Data entries
......

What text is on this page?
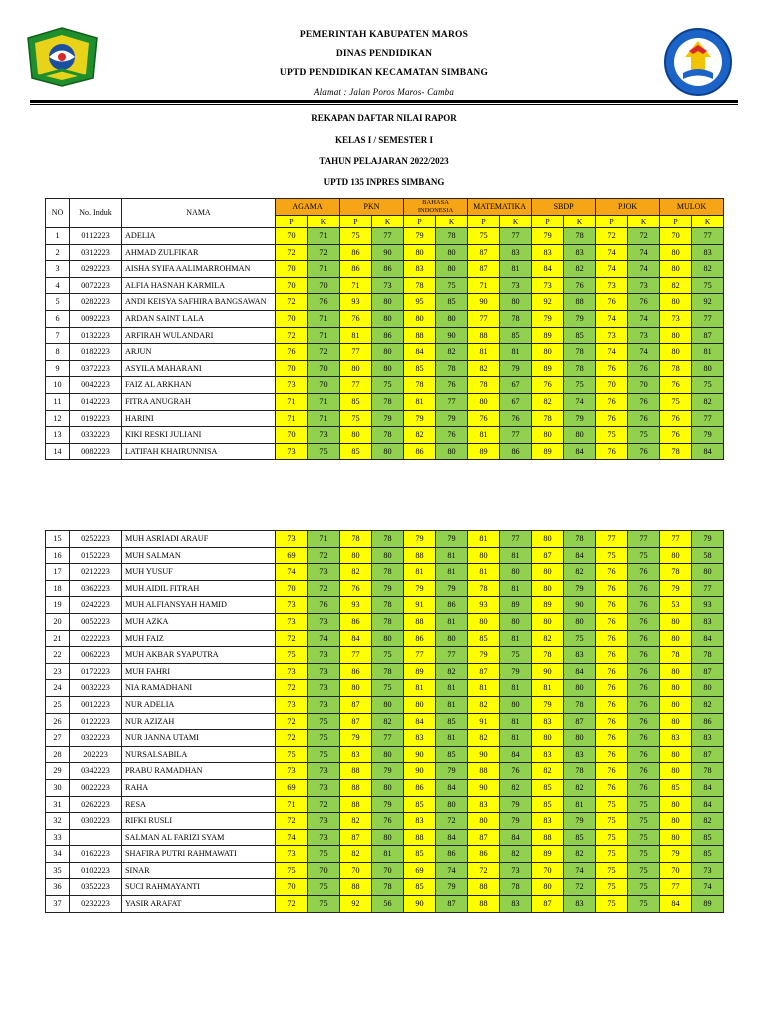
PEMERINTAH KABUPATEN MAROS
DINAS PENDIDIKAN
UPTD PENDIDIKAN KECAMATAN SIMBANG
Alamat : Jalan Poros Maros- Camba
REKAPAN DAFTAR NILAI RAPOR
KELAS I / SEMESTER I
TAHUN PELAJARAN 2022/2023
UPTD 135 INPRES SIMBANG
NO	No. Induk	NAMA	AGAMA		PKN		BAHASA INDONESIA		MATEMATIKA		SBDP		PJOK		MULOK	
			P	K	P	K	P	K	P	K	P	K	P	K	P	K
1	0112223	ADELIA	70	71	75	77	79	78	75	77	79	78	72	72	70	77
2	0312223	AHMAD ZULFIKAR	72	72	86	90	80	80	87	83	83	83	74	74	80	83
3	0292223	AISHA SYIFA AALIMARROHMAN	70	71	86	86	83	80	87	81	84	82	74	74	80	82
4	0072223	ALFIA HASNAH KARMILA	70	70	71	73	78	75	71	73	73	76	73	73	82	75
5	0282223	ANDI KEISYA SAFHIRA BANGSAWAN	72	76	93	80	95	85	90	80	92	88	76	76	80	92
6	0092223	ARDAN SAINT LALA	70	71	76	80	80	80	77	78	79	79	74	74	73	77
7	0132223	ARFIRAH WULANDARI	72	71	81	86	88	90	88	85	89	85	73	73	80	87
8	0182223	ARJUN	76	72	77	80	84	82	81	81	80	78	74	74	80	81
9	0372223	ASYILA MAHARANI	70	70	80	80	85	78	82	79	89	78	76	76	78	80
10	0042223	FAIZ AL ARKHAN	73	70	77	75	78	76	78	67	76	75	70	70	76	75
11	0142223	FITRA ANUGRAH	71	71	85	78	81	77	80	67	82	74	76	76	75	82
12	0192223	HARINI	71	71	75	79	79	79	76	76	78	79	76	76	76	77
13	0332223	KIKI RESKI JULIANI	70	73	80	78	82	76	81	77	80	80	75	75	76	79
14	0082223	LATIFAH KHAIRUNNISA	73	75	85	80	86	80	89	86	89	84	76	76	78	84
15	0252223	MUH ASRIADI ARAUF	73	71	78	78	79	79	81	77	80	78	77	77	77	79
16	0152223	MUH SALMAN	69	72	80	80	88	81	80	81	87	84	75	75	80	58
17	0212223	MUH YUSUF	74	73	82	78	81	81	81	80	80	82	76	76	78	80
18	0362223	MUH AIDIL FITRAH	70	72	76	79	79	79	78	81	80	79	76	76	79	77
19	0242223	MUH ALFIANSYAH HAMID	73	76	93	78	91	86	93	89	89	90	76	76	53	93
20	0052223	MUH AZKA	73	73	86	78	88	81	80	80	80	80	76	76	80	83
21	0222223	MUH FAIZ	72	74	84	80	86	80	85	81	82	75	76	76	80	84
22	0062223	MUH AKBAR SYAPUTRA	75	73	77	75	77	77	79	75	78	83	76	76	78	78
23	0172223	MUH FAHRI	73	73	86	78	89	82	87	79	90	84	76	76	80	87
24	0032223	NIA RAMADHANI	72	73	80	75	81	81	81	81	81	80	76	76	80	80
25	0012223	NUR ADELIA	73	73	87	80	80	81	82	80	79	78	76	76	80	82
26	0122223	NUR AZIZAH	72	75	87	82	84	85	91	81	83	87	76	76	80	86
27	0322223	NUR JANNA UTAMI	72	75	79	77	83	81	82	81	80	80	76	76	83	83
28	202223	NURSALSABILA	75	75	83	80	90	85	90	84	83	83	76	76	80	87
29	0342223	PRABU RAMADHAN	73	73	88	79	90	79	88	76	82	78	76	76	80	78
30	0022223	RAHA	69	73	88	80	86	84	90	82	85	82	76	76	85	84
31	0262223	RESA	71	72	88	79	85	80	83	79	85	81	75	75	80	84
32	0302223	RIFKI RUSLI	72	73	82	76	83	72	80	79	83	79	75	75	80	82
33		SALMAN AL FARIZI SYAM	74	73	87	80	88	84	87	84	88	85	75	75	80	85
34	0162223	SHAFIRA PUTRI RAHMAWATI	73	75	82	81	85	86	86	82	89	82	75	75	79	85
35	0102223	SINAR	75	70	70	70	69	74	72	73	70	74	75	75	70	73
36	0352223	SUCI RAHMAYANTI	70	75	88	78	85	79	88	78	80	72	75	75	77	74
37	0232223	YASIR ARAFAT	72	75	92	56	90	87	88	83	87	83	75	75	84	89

......

_GIVEN PROBLEM_.
Repeat all the records above exactly, leaving out any pictures.

_SOLUTION BELOW_.
What text is on this page?
PEMERINTAH KABUPATEN MAROS
DINAS PENDIDIKAN
UPTD PENDIDIKAN KECAMATAN SIMBANG
Alamat : Jalan Poros Maros- Camba
REKAPAN DAFTAR NILAI RAPOR
KELAS I / SEMESTER I
TAHUN PELAJARAN 2022/2023
UPTD 135 INPRES SIMBANG
NO	No. Induk	NAMA	AGAMA		PKN		BAHASA INDONESIA		MATEMATIKA		SBDP		PJOK		MULOK	
			P	K	P	K	P	K	P	K	P	K	P	K	P	K
1	0112223	ADELIA	70	71	75	77	79	78	75	77	79	78	72	72	70	77
2	0312223	AHMAD ZULFIKAR	72	72	86	90	80	80	87	83	83	83	74	74	80	83
3	0292223	AISHA SYIFA AALIMARROHMAN	70	71	86	86	83	80	87	81	84	82	74	74	80	82
4	0072223	ALFIA HASNAH KARMILA	70	70	71	73	78	75	71	73	73	76	73	73	82	75
5	0282223	ANDI KEISYA SAFHIRA BANGSAWAN	72	76	93	80	95	85	90	80	92	88	76	76	80	92
6	0092223	ARDAN SAINT LALA	70	71	76	80	80	80	77	78	79	79	74	74	73	77
7	0132223	ARFIRAH WULANDARI	72	71	81	86	88	90	88	85	89	85	73	73	80	87
8	0182223	ARJUN	76	72	77	80	84	82	81	81	80	78	74	74	80	81
9	0372223	ASYILA MAHARANI	70	70	80	80	85	78	82	79	89	78	76	76	78	80
10	0042223	FAIZ AL ARKHAN	73	70	77	75	78	76	78	67	76	75	70	70	76	75
11	0142223	FITRA ANUGRAH	71	71	85	78	81	77	80	67	82	74	76	76	75	82
12	0192223	HARINI	71	71	75	79	79	79	76	76	78	79	76	76	76	77
13	0332223	KIKI RESKI JULIANI	70	73	80	78	82	76	81	77	80	80	75	75	76	79
14	0082223	LATIFAH KHAIRUNNISA	73	75	85	80	86	80	89	86	89	84	76	76	78	84
15	0252223	MUH ASRIADI ARAUF	73	71	78	78	79	79	81	77	80	78	77	77	77	79
16	0152223	MUH SALMAN	69	72	80	80	88	81	80	81	87	84	75	75	80	58
17	0212223	MUH YUSUF	74	73	82	78	81	81	81	80	80	82	76	76	78	80
18	0362223	MUH AIDIL FITRAH	70	72	76	79	79	79	78	81	80	79	76	76	79	77
19	0242223	MUH ALFIANSYAH HAMID	73	76	93	78	91	86	93	89	89	90	76	76	53	93
20	0052223	MUH AZKA	73	73	86	78	88	81	80	80	80	80	76	76	80	83
21	0222223	MUH FAIZ	72	74	84	80	86	80	85	81	82	75	76	76	80	84
22	0062223	MUH AKBAR SYAPUTRA	75	73	77	75	77	77	79	75	78	83	76	76	78	78
23	0172223	MUH FAHRI	73	73	86	78	89	82	87	79	90	84	76	76	80	87
24	0032223	NIA RAMADHANI	72	73	80	75	81	81	81	81	81	80	76	76	80	80
25	0012223	NUR ADELIA	73	73	87	80	80	81	82	80	79	78	76	76	80	82
26	0122223	NUR AZIZAH	72	75	87	82	84	85	91	81	83	87	76	76	80	86
27	0322223	NUR JANNA UTAMI	72	75	79	77	83	81	82	81	80	80	76	76	83	83
28	202223	NURSALSABILA	75	75	83	80	90	85	90	84	83	83	76	76	80	87
29	0342223	PRABU RAMADHAN	73	73	88	79	90	79	88	76	82	78	76	76	80	78
30	0022223	RAHA	69	73	88	80	86	84	90	82	85	82	76	76	85	84
31	0262223	RESA	71	72	88	79	85	80	83	79	85	81	75	75	80	84
32	0302223	RIFKI RUSLI	72	73	82	76	83	72	80	79	83	79	75	75	80	82
33		SALMAN AL FARIZI SYAM	74	73	87	80	88	84	87	84	88	85	75	75	80	85
34	0162223	SHAFIRA PUTRI RAHMAWATI	73	75	82	81	85	86	86	82	89	82	75	75	79	85
35	0102223	SINAR	75	70	70	70	69	74	72	73	70	74	75	75	70	73
36	0352223	SUCI RAHMAYANTI	70	75	88	78	85	79	88	78	80	72	75	75	77	74
37	0232223	YASIR ARAFAT	72	75	92	56	90	87	88	83	87	83	75	75	84	89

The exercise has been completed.